(Collected data)

————————

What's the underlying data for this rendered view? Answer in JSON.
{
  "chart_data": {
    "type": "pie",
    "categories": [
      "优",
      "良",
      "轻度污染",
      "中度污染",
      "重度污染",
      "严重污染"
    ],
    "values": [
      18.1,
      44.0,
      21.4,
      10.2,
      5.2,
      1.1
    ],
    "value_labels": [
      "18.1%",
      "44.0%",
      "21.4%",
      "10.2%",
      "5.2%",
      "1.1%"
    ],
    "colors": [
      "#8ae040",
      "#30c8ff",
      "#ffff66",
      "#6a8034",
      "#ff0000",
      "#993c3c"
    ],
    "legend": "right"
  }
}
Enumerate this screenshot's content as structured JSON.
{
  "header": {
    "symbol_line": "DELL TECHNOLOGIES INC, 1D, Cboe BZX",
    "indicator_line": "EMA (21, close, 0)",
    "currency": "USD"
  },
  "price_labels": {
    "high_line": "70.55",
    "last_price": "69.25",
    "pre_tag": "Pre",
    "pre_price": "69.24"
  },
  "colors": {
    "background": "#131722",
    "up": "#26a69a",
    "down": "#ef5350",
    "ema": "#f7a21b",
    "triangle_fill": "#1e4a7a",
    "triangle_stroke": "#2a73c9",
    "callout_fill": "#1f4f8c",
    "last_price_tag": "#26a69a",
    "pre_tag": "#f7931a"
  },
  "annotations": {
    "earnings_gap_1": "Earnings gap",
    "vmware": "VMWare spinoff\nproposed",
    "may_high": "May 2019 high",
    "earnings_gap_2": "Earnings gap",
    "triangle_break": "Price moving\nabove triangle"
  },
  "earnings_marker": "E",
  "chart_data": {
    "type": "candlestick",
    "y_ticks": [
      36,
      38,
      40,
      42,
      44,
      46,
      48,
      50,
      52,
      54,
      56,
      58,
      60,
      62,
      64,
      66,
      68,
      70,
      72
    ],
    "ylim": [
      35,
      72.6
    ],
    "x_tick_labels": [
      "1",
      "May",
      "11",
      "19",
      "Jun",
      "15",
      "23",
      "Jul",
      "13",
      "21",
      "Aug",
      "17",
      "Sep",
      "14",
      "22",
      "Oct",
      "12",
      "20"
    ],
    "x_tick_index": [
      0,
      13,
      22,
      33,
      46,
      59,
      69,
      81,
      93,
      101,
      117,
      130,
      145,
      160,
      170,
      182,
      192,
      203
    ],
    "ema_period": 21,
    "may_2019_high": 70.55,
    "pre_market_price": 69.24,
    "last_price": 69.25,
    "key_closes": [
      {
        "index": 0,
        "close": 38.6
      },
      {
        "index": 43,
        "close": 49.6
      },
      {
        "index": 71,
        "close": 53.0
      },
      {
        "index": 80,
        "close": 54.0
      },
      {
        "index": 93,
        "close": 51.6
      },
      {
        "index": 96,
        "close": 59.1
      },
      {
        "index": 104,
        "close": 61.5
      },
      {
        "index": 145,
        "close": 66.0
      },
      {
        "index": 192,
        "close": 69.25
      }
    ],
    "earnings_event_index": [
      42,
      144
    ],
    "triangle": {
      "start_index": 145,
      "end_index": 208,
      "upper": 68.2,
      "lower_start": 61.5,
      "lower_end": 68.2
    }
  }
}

————————

# PROBLEM DESCRIPTION
Transcribe the entire listing above precisely.

# CORRECT RESPONSE
What's the underlying data for this rendered view? Answer in JSON.
{
  "chart_data": {
    "type": "pie",
    "categories": [
      "优",
      "良",
      "轻度污染",
      "中度污染",
      "重度污染",
      "严重污染"
    ],
    "values": [
      18.1,
      44.0,
      21.4,
      10.2,
      5.2,
      1.1
    ],
    "value_labels": [
      "18.1%",
      "44.0%",
      "21.4%",
      "10.2%",
      "5.2%",
      "1.1%"
    ],
    "colors": [
      "#8ae040",
      "#30c8ff",
      "#ffff66",
      "#6a8034",
      "#ff0000",
      "#993c3c"
    ],
    "legend": "right"
  }
}
Enumerate this screenshot's content as structured JSON.
{
  "header": {
    "symbol_line": "DELL TECHNOLOGIES INC, 1D, Cboe BZX",
    "indicator_line": "EMA (21, close, 0)",
    "currency": "USD"
  },
  "price_labels": {
    "high_line": "70.55",
    "last_price": "69.25",
    "pre_tag": "Pre",
    "pre_price": "69.24"
  },
  "colors": {
    "background": "#131722",
    "up": "#26a69a",
    "down": "#ef5350",
    "ema": "#f7a21b",
    "triangle_fill": "#1e4a7a",
    "triangle_stroke": "#2a73c9",
    "callout_fill": "#1f4f8c",
    "last_price_tag": "#26a69a",
    "pre_tag": "#f7931a"
  },
  "annotations": {
    "earnings_gap_1": "Earnings gap",
    "vmware": "VMWare spinoff\nproposed",
    "may_high": "May 2019 high",
    "earnings_gap_2": "Earnings gap",
    "triangle_break": "Price moving\nabove triangle"
  },
  "earnings_marker": "E",
  "chart_data": {
    "type": "candlestick",
    "y_ticks": [
      36,
      38,
      40,
      42,
      44,
      46,
      48,
      50,
      52,
      54,
      56,
      58,
      60,
      62,
      64,
      66,
      68,
      70,
      72
    ],
    "ylim": [
      35,
      72.6
    ],
    "x_tick_labels": [
      "1",
      "May",
      "11",
      "19",
      "Jun",
      "15",
      "23",
      "Jul",
      "13",
      "21",
      "Aug",
      "17",
      "Sep",
      "14",
      "22",
      "Oct",
      "12",
      "20"
    ],
    "x_tick_index": [
      0,
      13,
      22,
      33,
      46,
      59,
      69,
      81,
      93,
      101,
      117,
      130,
      145,
      160,
      170,
      182,
      192,
      203
    ],
    "ema_period": 21,
    "may_2019_high": 70.55,
    "pre_market_price": 69.24,
    "last_price": 69.25,
    "key_closes": [
      {
        "index": 0,
        "close": 38.6
      },
      {
        "index": 43,
        "close": 49.6
      },
      {
        "index": 71,
        "close": 53.0
      },
      {
        "index": 80,
        "close": 54.0
      },
      {
        "index": 93,
        "close": 51.6
      },
      {
        "index": 96,
        "close": 59.1
      },
      {
        "index": 104,
        "close": 61.5
      },
      {
        "index": 145,
        "close": 66.0
      },
      {
        "index": 192,
        "close": 69.25
      }
    ],
    "earnings_event_index": [
      42,
      144
    ],
    "triangle": {
      "start_index": 145,
      "end_index": 208,
      "upper": 68.2,
      "lower_start": 61.5,
      "lower_end": 68.2
    }
  }
}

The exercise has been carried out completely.